▶ _What is asked_: Please print every record below exactly as it appears.

▶ _Source data_:
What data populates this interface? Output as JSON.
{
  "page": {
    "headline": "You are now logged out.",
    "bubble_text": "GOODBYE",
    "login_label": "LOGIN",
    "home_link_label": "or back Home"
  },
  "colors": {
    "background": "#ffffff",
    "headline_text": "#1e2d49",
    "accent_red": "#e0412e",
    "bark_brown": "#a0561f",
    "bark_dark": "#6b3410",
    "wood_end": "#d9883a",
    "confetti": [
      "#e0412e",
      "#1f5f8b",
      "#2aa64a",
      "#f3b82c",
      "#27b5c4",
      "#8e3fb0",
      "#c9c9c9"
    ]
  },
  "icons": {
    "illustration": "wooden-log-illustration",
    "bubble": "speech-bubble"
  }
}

▶ _Response to this task_:
What data populates this interface? Output as JSON.
{
  "page": {
    "headline": "You are now logged out.",
    "bubble_text": "GOODBYE",
    "login_label": "LOGIN",
    "home_link_label": "or back Home"
  },
  "colors": {
    "background": "#ffffff",
    "headline_text": "#1e2d49",
    "accent_red": "#e0412e",
    "bark_brown": "#a0561f",
    "bark_dark": "#6b3410",
    "wood_end": "#d9883a",
    "confetti": [
      "#e0412e",
      "#1f5f8b",
      "#2aa64a",
      "#f3b82c",
      "#27b5c4",
      "#8e3fb0",
      "#c9c9c9"
    ]
  },
  "icons": {
    "illustration": "wooden-log-illustration",
    "bubble": "speech-bubble"
  }
}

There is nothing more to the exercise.